> [Given text]
— START —

One simple rule are presented in many sources that I read (for example, Art of Electronics). This rule tells me that I have to choose resistors (R1 and R2) to meet the condition: (R1 || R2) << h21e*Re. But I don't understand the reasons for it. I read that emitter follower are available for low-resistance load (this is not clear for me). enter image description here


The current drawn by the base is dependent on the transistor parameter hfe (which varies greatly from one part to another of the same type, and also with temoerature etc). The base current will be the emitter current (emitter voltage divided by Re) divided by the hfe.

The source (Thevenin equivalent) resistance looking into the divider is R1||R2.

So they are saying that the voltage drop at the base due to the base current should be small in relation to the supply voltage. That way, hfe can vary over a wide range with little effect on the bias.

A typical choice is a factor of 10, so if hfe is 200 and Re is 1K you would like R1||R2 < 20K.


The explanation behind this requirement is the fact that the transistor acts as a voltage-controlled current source. (I know that in some books it is described in a simplified manner as current-controlled, but that`s not true and cannot explain the mentioned - and other - requirements).

For common-emitter configurations, it is the task of the emitter resistor RE to provide DC stabilization of the operating point. For this purpose an unwanted current increase d(IE) produces a corresponding voltage increase d(VE) at the emitter node which reduces the VBE=VB-VE voltage correspondingly. As a result - the current IE comes back nearly to its original value.

For the shown circuit (emitter follower) the resistor RE does the same job - although it provides - at the same time - the output signal.

However, this current-controlled voltage feedback is effective only if the voltage VB at the base node is kept constant. For this reason, the resistive level of the base voltage divider should be as low as possible (in order to produce a "stiff" bias voltage VB, independent on possible IB variations). As a minimum requirement, it must be much lower than the load resistance for this voltage divider. Because the effective emitter resistance - as seen from the base node - is h21*RE (due to the current IE=h21*IB) we arrive at the requirement R1||R2 much smaller than h21*RE.

— END —

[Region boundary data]
— START —

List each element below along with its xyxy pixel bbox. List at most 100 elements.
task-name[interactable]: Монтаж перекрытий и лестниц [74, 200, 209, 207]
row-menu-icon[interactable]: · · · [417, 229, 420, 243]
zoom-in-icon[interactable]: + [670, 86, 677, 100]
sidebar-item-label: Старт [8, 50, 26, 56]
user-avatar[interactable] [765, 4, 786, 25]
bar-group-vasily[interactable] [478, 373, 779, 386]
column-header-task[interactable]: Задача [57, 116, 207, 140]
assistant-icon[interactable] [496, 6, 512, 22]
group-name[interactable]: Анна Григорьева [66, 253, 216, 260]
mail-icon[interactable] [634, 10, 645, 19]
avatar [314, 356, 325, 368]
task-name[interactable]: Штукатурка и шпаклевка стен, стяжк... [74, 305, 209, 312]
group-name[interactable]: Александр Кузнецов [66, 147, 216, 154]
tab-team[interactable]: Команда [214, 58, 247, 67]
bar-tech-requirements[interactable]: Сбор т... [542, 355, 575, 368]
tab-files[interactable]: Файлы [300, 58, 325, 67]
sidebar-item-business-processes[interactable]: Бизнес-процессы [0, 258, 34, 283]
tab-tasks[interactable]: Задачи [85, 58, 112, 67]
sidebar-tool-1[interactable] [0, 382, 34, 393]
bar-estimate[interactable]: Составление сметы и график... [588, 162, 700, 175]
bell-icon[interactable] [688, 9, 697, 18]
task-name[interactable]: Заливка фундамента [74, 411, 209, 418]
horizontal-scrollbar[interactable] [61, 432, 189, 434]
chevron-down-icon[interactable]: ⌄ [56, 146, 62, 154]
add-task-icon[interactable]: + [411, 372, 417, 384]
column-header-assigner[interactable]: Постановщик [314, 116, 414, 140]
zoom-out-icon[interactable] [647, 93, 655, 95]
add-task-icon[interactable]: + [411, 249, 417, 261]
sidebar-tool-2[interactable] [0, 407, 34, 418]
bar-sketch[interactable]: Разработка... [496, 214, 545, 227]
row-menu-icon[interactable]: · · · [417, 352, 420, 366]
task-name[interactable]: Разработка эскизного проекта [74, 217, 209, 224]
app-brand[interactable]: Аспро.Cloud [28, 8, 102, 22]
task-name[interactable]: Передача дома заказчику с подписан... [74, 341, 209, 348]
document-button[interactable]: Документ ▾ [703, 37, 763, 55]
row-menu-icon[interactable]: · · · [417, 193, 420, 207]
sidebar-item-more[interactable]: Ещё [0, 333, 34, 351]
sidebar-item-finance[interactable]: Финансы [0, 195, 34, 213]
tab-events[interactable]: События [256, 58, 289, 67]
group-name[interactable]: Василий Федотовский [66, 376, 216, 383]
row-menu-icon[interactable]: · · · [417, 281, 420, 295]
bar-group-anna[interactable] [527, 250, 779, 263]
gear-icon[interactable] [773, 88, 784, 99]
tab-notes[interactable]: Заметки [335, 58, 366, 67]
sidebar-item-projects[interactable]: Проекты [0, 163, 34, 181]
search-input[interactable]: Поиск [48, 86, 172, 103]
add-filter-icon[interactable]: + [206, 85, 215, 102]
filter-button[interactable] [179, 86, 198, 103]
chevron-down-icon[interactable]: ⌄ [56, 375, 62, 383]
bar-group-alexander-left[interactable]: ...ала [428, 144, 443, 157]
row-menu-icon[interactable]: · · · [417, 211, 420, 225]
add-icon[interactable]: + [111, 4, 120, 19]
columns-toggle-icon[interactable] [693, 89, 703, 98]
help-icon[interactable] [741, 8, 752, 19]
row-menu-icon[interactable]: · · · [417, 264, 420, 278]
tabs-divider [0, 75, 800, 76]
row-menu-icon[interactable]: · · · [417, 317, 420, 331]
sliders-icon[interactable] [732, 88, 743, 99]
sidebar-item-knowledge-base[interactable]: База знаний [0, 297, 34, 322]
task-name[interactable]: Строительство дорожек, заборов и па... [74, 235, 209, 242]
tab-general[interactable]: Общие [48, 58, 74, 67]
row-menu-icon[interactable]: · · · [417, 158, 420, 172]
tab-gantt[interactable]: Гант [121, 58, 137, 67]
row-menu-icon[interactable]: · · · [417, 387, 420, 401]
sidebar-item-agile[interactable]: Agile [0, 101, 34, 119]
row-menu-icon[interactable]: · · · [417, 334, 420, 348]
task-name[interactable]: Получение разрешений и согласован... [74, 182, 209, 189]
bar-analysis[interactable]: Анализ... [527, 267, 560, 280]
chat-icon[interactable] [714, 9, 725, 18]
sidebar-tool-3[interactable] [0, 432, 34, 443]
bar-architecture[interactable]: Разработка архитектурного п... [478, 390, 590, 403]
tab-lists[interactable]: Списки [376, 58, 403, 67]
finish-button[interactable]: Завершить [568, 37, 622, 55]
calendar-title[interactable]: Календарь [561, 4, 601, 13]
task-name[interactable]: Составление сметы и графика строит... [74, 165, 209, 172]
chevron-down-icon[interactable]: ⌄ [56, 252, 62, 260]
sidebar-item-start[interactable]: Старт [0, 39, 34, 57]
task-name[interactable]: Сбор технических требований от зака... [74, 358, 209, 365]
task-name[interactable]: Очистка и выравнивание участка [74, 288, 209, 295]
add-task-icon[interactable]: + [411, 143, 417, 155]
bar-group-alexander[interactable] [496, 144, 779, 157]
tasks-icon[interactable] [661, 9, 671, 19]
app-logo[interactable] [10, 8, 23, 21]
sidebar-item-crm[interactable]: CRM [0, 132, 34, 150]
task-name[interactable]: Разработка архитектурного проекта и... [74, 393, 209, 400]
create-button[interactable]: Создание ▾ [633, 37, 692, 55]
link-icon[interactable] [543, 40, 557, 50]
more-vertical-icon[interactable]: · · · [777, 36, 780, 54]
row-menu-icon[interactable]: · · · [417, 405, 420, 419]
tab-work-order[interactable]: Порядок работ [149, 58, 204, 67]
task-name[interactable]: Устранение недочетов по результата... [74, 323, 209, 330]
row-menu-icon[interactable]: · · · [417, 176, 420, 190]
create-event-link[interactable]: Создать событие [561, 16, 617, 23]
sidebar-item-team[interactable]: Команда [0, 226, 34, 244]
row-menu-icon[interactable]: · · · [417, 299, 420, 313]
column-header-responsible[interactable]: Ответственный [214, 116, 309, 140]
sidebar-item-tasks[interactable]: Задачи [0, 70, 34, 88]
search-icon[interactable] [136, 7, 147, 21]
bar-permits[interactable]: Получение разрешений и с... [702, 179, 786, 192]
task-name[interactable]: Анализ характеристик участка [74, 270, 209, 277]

— END —

> [Exercise set]
**A.** Repeat the part of the emitter follower discussion that begins at the words "However, this current-controlled" and stops after "smaller than h21*RE.".
**B.** Carry on the emitter follower discussion from the point where it stops.
These rows are separate from the emitter follower discussion.

> [Answers to the tasks]
**A.**
However, this current-controlled voltage feedback is effective only if the voltage VB at the base node is kept constant. For this reason, the resistive level of the base voltage divider should be as low as possible (in order to produce a "stiff" bias voltage VB, independent on possible IB variations). As a minimum requirement, it must be much lower than the load resistance for this voltage divider. Because the effective emitter resistance - as seen from the base node - is h21*RE (due to the current IE=h21*IB) we arrive at the requirement R1||R2 much smaller than h21*RE.

**B.**
However, we have to watch the resulting input impedance (should not be too low) and the power consumption of the whole circuit. Hence, a trade-off is always necessary between "good stabilization" (low value of R1||R2) and the input impedance (R1||R2 not too low). In most cases, this trade-off results in the following rule of thumb for the current I1 through R1: I1~(6...10)IB.

Hence, the resistors R1 and R2 are determined by R1=(Vcc-VB)/I1 and R2=VB/(I1-IB) with VB=0.7V+IE*RE .

Comment: Both equations for R1 and R2 show an interesting and important property of the circuit: We do not know the "exact" value for VBE which gives the desired quiescent current IE. However, it does not matter too much if we assume VBE=0.65V or VBE=0.7V because VBE appears together with IE * RE (normally, several volts) in the equations (VB=VBE+IE*RE). Hence, the influence of the actual VBE value is reduced due to the feedback caused by RE.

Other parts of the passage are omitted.